Data records
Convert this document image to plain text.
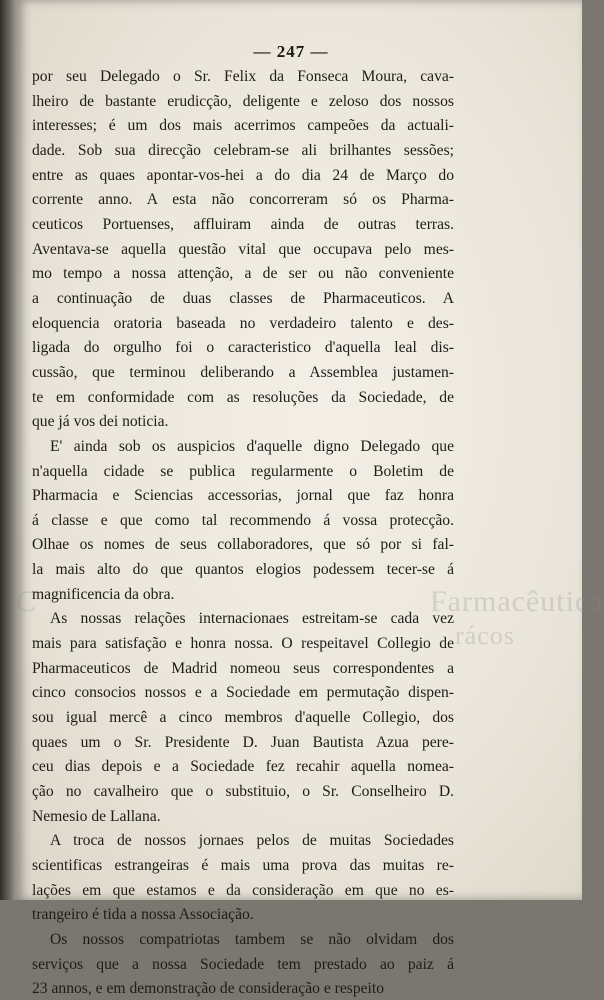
C	Farmacêutica
rácos
— 247 —

por seu Delegado o Sr. Felix da Fonseca Moura, cava-

lheiro de bastante erudicção, deligente e zeloso dos nossos

interesses; é um dos mais acerrimos campeões da actuali-

dade. Sob sua direcção celebram-se ali brilhantes sessões;

entre as quaes apontar-vos-hei a do dia 24 de Março do

corrente anno. A esta não concorreram só os Pharma-

ceuticos Portuenses, affluiram ainda de outras terras.

Aventava-se aquella questão vital que occupava pelo mes-

mo tempo a nossa attenção, a de ser ou não conveniente

a continuação de duas classes de Pharmaceuticos. A

eloquencia oratoria baseada no verdadeiro talento e des-

ligada do orgulho foi o caracteristico d'aquella leal dis-

cussão, que terminou deliberando a Assemblea justamen-

te em conformidade com as resoluções da Sociedade, de

que já vos dei noticia.

E' ainda sob os auspicios d'aquelle digno Delegado que

n'aquella cidade se publica regularmente o Boletim de

Pharmacia e Sciencias accessorias, jornal que faz honra

á classe e que como tal recommendo á vossa protecção.

Olhae os nomes de seus collaboradores, que só por si fal-

la mais alto do que quantos elogios podessem tecer-se á

magnificencia da obra.

As nossas relações internacionaes estreitam-se cada vez

mais para satisfação e honra nossa. O respeitavel Collegio de

Pharmaceuticos de Madrid nomeou seus correspondentes a

cinco consocios nossos e a Sociedade em permutação dispen-

sou igual mercê a cinco membros d'aquelle Collegio, dos

quaes um o Sr. Presidente D. Juan Bautista Azua pere-

ceu dias depois e a Sociedade fez recahir aquella nomea-

ção no cavalheiro que o substituio, o Sr. Conselheiro D.

Nemesio de Lallana.

A troca de nossos jornaes pelos de muitas Sociedades

scientificas estrangeiras é mais uma prova das muitas re-

lações em que estamos e da consideração em que no es-

trangeiro é tida a nossa Associação.

Os nossos compatriotas tambem se não olvidam dos

serviços que a nossa Sociedade tem prestado ao paiz á

23 annos, e em demonstração de consideração e respeito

◆ **TO DO**:
Find the number of lines in which the word "Collegio" occurs, and write nothing but that number.

◆ **COMPLETE OUTPUT**:
2